#### SET TASK:
Write out every entry, unchanged. Skip any picture.

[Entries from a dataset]

-- START --

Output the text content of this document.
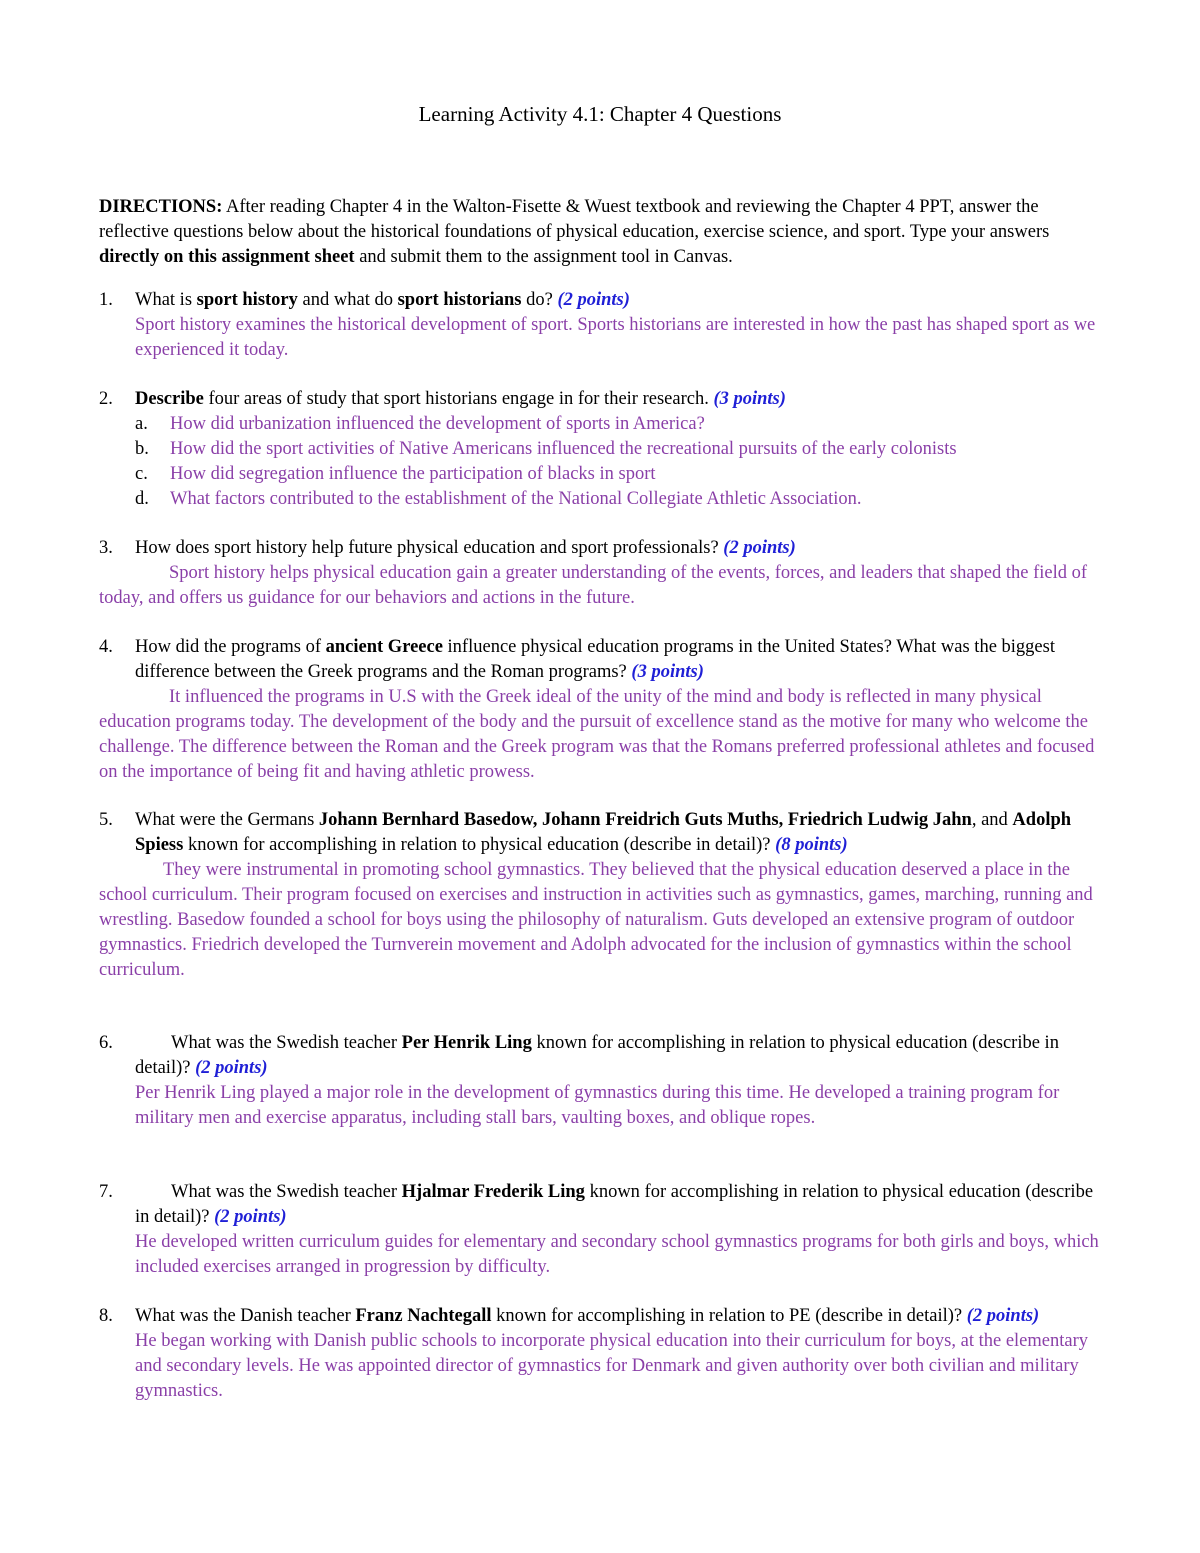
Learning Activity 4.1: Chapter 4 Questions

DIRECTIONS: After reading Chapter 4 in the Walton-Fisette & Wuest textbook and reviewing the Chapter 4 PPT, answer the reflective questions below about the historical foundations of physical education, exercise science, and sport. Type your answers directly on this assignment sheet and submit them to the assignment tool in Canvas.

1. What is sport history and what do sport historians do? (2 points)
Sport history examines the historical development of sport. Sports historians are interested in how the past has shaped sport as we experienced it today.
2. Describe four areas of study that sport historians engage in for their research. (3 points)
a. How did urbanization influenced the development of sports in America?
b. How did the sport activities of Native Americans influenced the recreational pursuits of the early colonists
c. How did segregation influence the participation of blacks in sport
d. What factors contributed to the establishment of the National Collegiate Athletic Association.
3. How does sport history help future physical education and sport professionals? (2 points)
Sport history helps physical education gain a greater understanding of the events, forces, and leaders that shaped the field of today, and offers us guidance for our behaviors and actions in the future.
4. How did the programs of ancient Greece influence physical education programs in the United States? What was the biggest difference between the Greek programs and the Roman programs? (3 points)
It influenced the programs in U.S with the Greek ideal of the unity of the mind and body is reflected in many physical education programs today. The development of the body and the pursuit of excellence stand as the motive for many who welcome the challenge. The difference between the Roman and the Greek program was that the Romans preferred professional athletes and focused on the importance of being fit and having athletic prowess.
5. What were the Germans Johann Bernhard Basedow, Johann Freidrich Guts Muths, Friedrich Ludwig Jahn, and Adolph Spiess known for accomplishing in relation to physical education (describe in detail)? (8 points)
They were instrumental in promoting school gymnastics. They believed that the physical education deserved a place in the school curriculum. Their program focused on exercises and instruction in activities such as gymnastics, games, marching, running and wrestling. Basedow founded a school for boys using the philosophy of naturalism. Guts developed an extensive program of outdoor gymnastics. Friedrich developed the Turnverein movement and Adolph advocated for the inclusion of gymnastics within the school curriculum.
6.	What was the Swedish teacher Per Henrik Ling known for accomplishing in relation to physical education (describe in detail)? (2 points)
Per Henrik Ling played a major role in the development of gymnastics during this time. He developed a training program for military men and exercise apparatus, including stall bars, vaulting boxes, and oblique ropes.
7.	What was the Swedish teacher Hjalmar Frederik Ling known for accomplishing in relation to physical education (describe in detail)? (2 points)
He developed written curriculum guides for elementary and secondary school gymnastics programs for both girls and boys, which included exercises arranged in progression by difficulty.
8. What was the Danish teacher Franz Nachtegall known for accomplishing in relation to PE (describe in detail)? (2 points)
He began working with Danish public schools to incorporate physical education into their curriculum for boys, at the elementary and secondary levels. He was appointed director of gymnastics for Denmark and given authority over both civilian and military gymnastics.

-- END --

#### RESULT BELOW:
Output the text content of this document.
Learning Activity 4.1: Chapter 4 Questions

DIRECTIONS: After reading Chapter 4 in the Walton-Fisette & Wuest textbook and reviewing the Chapter 4 PPT, answer the reflective questions below about the historical foundations of physical education, exercise science, and sport. Type your answers directly on this assignment sheet and submit them to the assignment tool in Canvas.

1. What is sport history and what do sport historians do? (2 points)
Sport history examines the historical development of sport. Sports historians are interested in how the past has shaped sport as we experienced it today.
2. Describe four areas of study that sport historians engage in for their research. (3 points)
a. How did urbanization influenced the development of sports in America?
b. How did the sport activities of Native Americans influenced the recreational pursuits of the early colonists
c. How did segregation influence the participation of blacks in sport
d. What factors contributed to the establishment of the National Collegiate Athletic Association.
3. How does sport history help future physical education and sport professionals? (2 points)
Sport history helps physical education gain a greater understanding of the events, forces, and leaders that shaped the field of today, and offers us guidance for our behaviors and actions in the future.
4. How did the programs of ancient Greece influence physical education programs in the United States? What was the biggest difference between the Greek programs and the Roman programs? (3 points)
It influenced the programs in U.S with the Greek ideal of the unity of the mind and body is reflected in many physical education programs today. The development of the body and the pursuit of excellence stand as the motive for many who welcome the challenge. The difference between the Roman and the Greek program was that the Romans preferred professional athletes and focused on the importance of being fit and having athletic prowess.
5. What were the Germans Johann Bernhard Basedow, Johann Freidrich Guts Muths, Friedrich Ludwig Jahn, and Adolph Spiess known for accomplishing in relation to physical education (describe in detail)? (8 points)
They were instrumental in promoting school gymnastics. They believed that the physical education deserved a place in the school curriculum. Their program focused on exercises and instruction in activities such as gymnastics, games, marching, running and wrestling. Basedow founded a school for boys using the philosophy of naturalism. Guts developed an extensive program of outdoor gymnastics. Friedrich developed the Turnverein movement and Adolph advocated for the inclusion of gymnastics within the school curriculum.
6.	What was the Swedish teacher Per Henrik Ling known for accomplishing in relation to physical education (describe in detail)? (2 points)
Per Henrik Ling played a major role in the development of gymnastics during this time. He developed a training program for military men and exercise apparatus, including stall bars, vaulting boxes, and oblique ropes.
7.	What was the Swedish teacher Hjalmar Frederik Ling known for accomplishing in relation to physical education (describe in detail)? (2 points)
He developed written curriculum guides for elementary and secondary school gymnastics programs for both girls and boys, which included exercises arranged in progression by difficulty.
8. What was the Danish teacher Franz Nachtegall known for accomplishing in relation to PE (describe in detail)? (2 points)
He began working with Danish public schools to incorporate physical education into their curriculum for boys, at the elementary and secondary levels. He was appointed director of gymnastics for Denmark and given authority over both civilian and military gymnastics.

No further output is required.